## [Written exercise]
Rename "section-heading" to "heading" throughout the material starting at its first line and ending at the line that contains "role-name-input[interactable]: AI 助手", and give back only those lines with nothing else altered.

## [The input]
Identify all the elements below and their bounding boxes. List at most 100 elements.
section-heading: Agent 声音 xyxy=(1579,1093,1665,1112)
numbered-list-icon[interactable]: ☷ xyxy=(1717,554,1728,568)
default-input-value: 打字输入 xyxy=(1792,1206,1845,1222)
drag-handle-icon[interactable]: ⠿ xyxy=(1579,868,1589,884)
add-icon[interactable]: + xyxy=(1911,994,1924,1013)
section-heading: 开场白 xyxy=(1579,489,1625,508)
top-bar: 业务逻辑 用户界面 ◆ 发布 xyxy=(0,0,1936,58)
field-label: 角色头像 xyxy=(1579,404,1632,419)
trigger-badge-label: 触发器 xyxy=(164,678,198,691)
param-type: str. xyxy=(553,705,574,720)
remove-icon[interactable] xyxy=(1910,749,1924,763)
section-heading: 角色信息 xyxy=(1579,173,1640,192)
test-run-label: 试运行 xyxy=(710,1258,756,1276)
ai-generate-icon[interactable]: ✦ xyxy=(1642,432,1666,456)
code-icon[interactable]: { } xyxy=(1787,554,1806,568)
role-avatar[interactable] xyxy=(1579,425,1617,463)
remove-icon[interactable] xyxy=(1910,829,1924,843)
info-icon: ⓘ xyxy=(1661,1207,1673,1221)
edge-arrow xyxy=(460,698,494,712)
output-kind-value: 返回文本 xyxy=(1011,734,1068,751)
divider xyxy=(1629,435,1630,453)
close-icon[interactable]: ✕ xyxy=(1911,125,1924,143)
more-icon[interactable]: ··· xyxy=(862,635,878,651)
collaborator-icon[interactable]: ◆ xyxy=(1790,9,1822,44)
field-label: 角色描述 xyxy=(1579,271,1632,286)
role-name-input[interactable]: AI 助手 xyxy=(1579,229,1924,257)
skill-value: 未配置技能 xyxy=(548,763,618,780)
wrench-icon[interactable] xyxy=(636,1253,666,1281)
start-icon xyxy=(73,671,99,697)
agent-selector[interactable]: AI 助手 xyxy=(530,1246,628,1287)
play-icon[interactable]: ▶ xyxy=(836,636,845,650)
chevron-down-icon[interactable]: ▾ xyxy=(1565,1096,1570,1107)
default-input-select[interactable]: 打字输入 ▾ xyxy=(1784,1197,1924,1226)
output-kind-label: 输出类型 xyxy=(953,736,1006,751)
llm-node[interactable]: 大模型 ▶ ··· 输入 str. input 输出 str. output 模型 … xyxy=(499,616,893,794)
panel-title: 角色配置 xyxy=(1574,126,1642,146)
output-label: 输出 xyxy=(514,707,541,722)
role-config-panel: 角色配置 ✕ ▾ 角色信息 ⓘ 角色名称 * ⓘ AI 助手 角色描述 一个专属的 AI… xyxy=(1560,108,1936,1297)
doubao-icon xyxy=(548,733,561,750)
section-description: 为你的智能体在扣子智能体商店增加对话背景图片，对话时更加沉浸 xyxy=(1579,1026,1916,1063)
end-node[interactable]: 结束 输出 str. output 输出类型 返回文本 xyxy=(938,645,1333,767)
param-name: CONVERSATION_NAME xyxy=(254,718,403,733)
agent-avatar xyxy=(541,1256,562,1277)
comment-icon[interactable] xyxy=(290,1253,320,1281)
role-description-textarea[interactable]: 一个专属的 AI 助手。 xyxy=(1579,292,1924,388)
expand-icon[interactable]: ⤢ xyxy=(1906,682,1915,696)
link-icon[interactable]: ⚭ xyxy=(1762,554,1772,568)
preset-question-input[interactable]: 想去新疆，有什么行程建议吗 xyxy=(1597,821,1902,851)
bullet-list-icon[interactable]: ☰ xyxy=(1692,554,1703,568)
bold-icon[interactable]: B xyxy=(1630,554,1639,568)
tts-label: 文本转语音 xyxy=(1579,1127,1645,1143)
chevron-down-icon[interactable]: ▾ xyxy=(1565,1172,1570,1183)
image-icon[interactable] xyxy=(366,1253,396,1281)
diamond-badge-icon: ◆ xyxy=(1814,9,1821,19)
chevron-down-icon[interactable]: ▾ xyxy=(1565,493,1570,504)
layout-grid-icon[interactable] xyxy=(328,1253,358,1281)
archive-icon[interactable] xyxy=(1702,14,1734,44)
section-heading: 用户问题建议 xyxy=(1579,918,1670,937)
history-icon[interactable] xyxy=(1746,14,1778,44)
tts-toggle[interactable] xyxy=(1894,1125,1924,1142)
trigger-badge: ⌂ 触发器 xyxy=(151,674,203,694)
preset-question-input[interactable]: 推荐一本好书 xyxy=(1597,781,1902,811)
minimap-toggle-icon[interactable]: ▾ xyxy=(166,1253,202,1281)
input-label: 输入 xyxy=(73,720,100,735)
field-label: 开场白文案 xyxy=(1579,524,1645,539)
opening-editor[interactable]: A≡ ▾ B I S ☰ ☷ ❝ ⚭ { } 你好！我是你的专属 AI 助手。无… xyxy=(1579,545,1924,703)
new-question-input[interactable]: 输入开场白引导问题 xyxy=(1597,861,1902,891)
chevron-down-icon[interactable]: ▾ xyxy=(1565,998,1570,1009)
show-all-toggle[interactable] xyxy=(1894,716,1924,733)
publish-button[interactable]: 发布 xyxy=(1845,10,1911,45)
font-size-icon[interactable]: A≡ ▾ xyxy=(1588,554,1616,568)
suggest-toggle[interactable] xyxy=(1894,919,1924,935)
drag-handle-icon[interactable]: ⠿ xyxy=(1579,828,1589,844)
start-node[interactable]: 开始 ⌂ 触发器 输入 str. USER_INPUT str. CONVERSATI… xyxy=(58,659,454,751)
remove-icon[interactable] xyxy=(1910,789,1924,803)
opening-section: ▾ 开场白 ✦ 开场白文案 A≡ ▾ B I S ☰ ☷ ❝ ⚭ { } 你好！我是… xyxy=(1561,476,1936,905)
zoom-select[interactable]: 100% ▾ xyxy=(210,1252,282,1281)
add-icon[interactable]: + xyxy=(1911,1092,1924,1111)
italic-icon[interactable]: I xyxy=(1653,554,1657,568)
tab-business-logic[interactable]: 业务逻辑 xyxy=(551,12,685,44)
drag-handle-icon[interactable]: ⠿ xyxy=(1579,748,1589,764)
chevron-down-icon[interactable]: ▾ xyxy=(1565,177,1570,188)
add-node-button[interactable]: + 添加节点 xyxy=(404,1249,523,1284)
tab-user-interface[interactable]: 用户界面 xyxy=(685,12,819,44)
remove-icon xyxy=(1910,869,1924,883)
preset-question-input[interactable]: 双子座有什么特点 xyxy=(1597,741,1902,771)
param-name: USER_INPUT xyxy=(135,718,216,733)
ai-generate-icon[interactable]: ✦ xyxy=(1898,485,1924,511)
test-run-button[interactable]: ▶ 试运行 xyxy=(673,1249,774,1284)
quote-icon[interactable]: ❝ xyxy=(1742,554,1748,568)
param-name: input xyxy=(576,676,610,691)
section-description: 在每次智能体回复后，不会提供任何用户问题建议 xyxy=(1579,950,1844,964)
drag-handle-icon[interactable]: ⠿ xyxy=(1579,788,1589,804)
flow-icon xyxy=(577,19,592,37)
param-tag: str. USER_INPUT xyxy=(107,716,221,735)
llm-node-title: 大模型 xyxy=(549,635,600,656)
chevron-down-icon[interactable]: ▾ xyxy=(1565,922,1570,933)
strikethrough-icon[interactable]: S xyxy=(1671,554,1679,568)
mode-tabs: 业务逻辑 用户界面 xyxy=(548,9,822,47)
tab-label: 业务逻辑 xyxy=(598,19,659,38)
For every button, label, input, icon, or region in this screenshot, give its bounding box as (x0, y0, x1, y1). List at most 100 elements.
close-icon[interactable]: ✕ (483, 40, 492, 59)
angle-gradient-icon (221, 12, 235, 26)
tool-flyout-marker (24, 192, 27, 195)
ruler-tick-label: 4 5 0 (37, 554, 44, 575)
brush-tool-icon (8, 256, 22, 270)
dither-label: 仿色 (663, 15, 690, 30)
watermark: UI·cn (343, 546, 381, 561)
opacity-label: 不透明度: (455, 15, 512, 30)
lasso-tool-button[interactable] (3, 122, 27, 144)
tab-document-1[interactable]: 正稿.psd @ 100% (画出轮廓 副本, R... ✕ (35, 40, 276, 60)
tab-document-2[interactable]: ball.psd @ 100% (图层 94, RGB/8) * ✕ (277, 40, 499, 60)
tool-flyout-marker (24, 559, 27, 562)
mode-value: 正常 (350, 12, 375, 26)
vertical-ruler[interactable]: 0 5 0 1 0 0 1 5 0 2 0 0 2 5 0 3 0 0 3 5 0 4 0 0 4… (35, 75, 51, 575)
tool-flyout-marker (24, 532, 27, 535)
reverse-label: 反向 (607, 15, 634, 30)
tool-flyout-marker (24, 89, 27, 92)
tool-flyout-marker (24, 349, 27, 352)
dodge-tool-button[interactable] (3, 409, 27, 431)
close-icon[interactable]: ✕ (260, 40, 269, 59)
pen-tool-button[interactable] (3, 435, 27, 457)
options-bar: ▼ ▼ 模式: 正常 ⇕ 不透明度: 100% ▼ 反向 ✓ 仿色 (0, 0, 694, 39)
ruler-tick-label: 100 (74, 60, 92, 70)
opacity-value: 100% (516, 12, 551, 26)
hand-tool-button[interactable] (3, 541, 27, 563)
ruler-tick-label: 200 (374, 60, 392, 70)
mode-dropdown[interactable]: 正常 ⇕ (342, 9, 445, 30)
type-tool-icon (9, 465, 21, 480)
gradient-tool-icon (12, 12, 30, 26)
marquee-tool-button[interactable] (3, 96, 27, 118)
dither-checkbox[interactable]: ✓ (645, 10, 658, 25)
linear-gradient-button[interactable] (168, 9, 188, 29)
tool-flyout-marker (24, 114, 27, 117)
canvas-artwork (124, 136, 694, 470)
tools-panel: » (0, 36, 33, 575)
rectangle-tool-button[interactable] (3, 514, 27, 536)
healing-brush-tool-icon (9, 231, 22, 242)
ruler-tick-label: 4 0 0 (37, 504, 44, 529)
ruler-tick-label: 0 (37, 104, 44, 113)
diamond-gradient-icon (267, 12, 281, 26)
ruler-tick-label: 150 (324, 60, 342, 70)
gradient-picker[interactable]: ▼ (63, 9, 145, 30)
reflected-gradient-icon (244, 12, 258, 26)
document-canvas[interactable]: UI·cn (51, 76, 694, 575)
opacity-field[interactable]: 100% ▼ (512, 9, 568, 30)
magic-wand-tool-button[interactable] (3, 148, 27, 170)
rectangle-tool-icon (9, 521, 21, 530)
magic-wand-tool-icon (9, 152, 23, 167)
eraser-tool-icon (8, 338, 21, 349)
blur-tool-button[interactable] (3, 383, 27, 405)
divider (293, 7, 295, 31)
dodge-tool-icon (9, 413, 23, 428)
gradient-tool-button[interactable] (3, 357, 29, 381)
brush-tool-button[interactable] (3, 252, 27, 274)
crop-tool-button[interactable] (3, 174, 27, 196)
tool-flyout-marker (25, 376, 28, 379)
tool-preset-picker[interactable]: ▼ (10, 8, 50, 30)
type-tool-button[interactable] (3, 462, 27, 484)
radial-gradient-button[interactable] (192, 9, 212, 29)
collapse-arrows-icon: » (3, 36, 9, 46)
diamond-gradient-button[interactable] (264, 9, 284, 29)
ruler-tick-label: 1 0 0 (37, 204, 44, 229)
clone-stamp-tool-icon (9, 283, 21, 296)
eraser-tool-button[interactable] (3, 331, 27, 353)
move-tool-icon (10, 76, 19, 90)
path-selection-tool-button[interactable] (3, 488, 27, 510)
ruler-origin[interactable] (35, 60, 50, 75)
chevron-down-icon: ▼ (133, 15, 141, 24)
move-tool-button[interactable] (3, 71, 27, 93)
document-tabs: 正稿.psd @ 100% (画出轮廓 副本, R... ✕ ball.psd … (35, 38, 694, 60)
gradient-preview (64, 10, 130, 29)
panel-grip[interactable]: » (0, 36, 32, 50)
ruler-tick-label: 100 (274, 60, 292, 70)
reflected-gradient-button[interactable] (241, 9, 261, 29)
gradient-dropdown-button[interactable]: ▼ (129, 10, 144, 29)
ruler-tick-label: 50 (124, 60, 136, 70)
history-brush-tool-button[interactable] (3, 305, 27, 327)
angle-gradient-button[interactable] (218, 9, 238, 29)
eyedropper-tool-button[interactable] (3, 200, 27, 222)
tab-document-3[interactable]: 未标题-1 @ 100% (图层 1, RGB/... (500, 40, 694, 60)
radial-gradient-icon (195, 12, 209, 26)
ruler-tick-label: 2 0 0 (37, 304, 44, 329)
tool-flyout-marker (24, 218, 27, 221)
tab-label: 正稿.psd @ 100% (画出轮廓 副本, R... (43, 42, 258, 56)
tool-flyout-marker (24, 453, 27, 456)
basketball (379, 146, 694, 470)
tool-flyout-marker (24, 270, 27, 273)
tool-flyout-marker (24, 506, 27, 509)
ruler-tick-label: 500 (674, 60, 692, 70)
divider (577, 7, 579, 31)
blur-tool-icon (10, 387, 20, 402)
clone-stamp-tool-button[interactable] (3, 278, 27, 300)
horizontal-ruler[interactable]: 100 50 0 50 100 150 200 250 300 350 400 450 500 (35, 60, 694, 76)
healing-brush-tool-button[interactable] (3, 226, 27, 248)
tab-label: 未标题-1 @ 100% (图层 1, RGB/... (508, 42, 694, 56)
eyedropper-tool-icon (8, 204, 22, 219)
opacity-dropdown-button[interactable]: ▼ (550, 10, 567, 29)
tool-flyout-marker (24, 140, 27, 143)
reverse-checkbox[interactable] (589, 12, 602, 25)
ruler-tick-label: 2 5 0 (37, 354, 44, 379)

## [Worked answer]
Identify all the elements below and their bounding boxes. List at most 100 elements.
heading: Agent 声音 xyxy=(1579,1093,1665,1112)
numbered-list-icon[interactable]: ☷ xyxy=(1717,554,1728,568)
default-input-value: 打字输入 xyxy=(1792,1206,1845,1222)
drag-handle-icon[interactable]: ⠿ xyxy=(1579,868,1589,884)
add-icon[interactable]: + xyxy=(1911,994,1924,1013)
heading: 开场白 xyxy=(1579,489,1625,508)
top-bar: 业务逻辑 用户界面 ◆ 发布 xyxy=(0,0,1936,58)
field-label: 角色头像 xyxy=(1579,404,1632,419)
trigger-badge-label: 触发器 xyxy=(164,678,198,691)
param-type: str. xyxy=(553,705,574,720)
remove-icon[interactable] xyxy=(1910,749,1924,763)
heading: 角色信息 xyxy=(1579,173,1640,192)
test-run-label: 试运行 xyxy=(710,1258,756,1276)
ai-generate-icon[interactable]: ✦ xyxy=(1642,432,1666,456)
code-icon[interactable]: { } xyxy=(1787,554,1806,568)
role-avatar[interactable] xyxy=(1579,425,1617,463)
remove-icon[interactable] xyxy=(1910,829,1924,843)
info-icon: ⓘ xyxy=(1661,1207,1673,1221)
edge-arrow xyxy=(460,698,494,712)
output-kind-value: 返回文本 xyxy=(1011,734,1068,751)
divider xyxy=(1629,435,1630,453)
close-icon[interactable]: ✕ xyxy=(1911,125,1924,143)
more-icon[interactable]: ··· xyxy=(862,635,878,651)
collaborator-icon[interactable]: ◆ xyxy=(1790,9,1822,44)
field-label: 角色描述 xyxy=(1579,271,1632,286)
role-name-input[interactable]: AI 助手 xyxy=(1579,229,1924,257)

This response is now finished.